### WORK TO COMPLETE
Find the word "object" in the data. Return every line where it appears.

### Stored data
______________________________

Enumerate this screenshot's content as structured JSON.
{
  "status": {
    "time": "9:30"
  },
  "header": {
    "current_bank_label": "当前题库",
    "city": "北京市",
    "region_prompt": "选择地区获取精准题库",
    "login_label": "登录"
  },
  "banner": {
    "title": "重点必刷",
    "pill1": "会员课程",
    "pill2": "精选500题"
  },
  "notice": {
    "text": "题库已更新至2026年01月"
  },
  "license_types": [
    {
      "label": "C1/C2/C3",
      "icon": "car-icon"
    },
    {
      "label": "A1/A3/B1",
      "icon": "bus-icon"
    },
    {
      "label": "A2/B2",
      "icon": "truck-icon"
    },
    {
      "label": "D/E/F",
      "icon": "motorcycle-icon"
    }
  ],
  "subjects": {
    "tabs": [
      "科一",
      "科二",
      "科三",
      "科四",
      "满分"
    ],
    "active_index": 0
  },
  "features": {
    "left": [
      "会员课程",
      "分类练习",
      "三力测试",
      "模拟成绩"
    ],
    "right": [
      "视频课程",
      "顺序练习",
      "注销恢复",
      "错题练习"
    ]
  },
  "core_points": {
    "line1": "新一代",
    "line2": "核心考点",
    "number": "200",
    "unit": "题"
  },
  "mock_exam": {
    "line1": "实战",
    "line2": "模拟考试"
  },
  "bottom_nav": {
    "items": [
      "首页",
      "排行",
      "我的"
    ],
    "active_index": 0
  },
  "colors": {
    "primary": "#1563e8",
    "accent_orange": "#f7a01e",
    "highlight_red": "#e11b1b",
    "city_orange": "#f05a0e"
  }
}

______________________________

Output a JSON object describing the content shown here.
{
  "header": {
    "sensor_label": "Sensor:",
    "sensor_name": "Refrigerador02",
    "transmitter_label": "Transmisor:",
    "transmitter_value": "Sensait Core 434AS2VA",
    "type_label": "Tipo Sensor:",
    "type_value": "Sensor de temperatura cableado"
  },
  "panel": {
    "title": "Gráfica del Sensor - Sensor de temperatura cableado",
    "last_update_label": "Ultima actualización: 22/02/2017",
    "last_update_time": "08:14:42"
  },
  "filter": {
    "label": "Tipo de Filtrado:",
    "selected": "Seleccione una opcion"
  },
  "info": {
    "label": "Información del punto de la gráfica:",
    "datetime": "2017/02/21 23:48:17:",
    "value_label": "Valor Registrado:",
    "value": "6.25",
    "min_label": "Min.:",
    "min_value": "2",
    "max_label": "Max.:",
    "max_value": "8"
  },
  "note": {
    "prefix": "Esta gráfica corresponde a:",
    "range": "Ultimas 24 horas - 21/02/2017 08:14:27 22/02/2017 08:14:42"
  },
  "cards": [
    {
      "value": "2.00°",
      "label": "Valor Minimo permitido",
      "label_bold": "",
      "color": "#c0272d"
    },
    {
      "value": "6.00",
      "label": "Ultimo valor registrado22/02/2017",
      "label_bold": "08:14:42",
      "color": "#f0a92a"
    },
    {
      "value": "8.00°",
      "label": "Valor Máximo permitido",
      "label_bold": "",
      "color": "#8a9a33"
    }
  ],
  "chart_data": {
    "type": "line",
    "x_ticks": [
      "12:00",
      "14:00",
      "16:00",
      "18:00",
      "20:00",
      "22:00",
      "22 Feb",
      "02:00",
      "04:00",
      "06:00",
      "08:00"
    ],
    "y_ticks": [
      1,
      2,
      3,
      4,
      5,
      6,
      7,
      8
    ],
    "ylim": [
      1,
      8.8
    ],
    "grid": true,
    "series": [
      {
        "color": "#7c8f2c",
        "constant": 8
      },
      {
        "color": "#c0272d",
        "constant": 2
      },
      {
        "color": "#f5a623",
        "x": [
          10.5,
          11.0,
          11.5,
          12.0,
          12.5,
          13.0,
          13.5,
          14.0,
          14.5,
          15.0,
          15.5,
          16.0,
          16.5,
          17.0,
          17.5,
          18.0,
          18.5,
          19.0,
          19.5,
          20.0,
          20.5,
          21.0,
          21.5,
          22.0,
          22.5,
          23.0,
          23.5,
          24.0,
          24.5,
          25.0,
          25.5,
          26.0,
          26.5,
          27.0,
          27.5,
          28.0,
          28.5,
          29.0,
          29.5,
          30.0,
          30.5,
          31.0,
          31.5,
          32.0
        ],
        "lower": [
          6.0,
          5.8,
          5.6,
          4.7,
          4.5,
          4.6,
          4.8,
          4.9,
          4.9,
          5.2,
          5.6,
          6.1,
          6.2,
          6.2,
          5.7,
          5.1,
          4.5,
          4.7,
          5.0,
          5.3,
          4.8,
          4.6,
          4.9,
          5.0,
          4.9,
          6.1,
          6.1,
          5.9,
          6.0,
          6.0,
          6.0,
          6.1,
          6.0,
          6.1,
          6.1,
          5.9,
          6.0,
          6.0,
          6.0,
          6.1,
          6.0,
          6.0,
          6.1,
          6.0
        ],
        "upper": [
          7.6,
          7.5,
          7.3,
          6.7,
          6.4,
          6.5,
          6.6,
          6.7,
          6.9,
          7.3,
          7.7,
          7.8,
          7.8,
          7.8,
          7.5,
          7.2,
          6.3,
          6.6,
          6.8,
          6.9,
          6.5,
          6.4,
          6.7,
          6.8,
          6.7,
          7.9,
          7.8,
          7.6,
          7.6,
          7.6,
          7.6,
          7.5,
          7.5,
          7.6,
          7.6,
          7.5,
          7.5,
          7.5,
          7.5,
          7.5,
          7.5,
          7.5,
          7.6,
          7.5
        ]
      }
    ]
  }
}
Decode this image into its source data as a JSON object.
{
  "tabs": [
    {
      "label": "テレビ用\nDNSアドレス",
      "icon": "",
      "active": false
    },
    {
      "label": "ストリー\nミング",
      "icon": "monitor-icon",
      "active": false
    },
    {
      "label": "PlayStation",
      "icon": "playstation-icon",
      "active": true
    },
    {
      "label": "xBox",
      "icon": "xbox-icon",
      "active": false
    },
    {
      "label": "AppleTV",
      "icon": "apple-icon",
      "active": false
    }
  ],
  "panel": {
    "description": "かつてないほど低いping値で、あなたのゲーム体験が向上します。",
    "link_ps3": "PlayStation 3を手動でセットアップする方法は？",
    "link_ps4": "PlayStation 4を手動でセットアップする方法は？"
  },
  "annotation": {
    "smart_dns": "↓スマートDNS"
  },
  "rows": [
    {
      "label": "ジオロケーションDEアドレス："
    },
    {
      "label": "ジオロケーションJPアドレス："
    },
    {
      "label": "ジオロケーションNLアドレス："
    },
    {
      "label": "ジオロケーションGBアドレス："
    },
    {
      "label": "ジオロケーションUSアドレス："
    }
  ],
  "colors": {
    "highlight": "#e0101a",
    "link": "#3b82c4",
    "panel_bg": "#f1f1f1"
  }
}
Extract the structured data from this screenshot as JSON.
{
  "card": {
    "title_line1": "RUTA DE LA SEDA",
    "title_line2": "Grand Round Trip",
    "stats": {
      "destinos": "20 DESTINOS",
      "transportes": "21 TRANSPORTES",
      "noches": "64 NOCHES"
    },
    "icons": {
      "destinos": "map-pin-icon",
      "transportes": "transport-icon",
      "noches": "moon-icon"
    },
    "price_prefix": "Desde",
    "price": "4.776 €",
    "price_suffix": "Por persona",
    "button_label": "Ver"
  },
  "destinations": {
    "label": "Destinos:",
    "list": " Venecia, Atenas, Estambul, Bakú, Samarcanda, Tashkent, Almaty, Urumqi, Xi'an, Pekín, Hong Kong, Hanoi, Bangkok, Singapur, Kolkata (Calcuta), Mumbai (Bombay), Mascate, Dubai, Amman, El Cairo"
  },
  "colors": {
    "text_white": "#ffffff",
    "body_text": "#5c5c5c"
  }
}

______________________________

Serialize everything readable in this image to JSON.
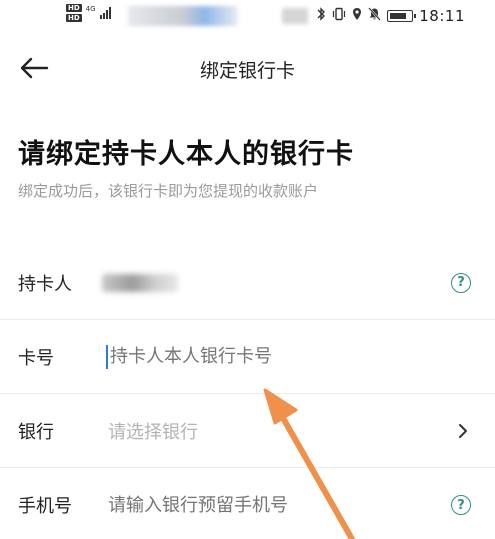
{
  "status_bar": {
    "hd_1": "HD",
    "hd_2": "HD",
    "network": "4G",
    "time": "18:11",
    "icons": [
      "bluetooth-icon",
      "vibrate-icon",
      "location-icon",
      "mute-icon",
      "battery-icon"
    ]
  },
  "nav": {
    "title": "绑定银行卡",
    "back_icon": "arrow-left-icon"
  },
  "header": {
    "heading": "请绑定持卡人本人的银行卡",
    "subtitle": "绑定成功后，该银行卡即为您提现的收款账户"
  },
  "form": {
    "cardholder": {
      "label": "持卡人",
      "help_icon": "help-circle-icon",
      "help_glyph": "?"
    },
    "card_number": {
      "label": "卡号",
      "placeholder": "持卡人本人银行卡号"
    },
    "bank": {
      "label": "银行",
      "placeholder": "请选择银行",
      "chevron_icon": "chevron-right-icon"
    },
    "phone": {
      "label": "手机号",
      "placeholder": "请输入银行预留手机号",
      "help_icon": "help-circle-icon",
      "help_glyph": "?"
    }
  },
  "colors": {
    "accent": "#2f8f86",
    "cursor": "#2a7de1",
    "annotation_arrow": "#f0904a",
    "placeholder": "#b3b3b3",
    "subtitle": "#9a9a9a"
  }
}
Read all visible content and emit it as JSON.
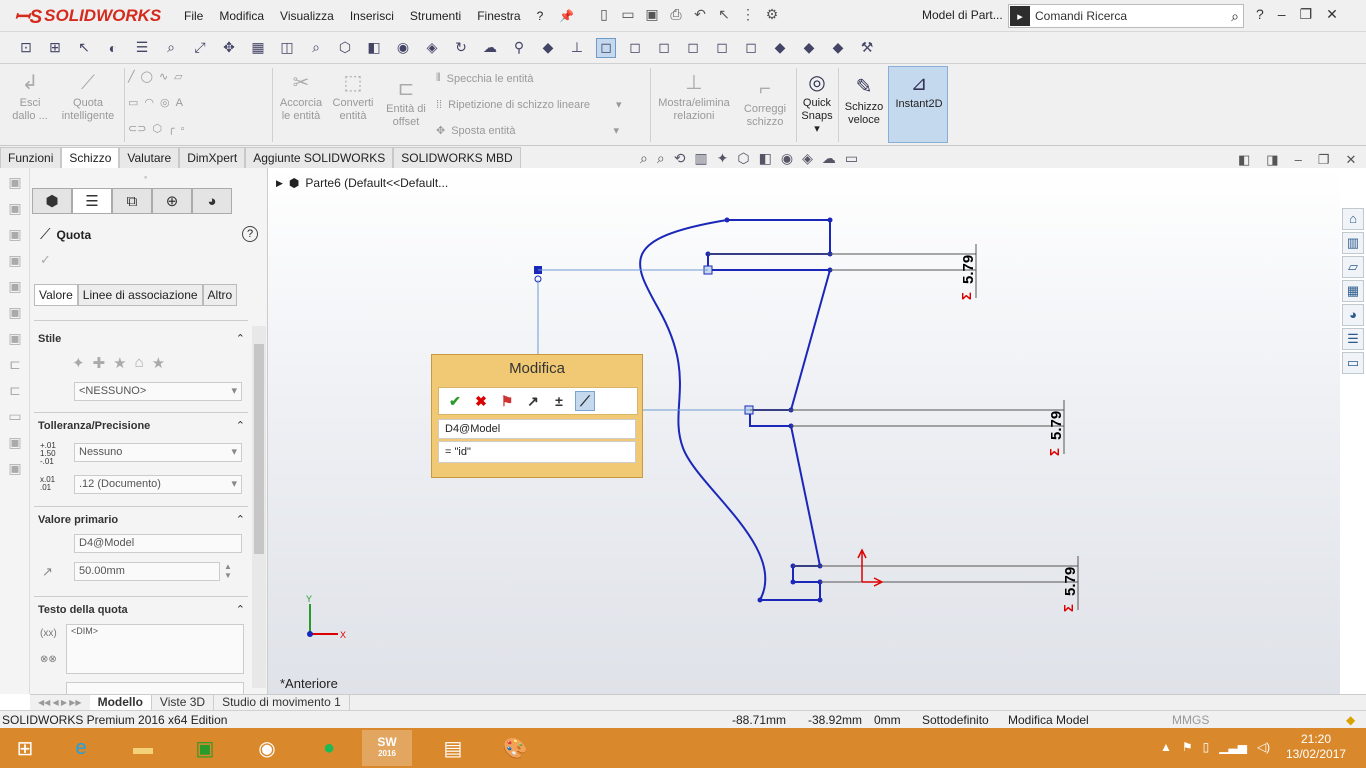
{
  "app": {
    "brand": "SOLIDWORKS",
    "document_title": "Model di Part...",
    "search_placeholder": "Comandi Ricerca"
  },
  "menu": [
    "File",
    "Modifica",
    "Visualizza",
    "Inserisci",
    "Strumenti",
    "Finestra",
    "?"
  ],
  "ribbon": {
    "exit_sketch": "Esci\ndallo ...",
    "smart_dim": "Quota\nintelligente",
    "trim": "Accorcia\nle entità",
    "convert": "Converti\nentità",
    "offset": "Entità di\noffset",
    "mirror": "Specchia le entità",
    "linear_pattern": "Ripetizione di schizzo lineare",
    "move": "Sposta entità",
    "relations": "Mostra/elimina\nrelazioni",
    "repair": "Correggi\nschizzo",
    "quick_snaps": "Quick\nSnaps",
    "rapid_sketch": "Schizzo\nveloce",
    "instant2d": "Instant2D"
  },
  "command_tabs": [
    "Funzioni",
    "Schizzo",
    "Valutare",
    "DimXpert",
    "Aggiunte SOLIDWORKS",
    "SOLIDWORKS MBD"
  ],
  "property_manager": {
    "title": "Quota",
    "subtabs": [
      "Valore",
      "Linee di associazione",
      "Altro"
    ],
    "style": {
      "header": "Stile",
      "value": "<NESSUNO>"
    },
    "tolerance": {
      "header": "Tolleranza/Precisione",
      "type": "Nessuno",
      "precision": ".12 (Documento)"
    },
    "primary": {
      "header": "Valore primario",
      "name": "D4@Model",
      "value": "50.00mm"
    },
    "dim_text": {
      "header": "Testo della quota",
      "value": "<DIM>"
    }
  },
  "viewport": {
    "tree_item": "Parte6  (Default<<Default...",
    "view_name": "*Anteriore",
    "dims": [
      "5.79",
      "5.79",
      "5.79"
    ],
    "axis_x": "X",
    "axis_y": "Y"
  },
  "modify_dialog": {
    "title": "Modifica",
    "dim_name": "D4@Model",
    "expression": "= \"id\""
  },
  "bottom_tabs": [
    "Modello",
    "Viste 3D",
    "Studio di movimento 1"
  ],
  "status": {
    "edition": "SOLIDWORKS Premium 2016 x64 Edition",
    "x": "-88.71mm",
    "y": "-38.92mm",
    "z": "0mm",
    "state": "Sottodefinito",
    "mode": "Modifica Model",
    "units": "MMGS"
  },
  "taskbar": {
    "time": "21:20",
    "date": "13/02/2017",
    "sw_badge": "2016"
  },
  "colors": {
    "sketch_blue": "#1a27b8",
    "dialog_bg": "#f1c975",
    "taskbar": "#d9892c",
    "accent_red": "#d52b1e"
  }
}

______________________________

### WRITTEN REPLY
Output a JSON object describing the content shown here.
Decode this image into its source data as a JSON object.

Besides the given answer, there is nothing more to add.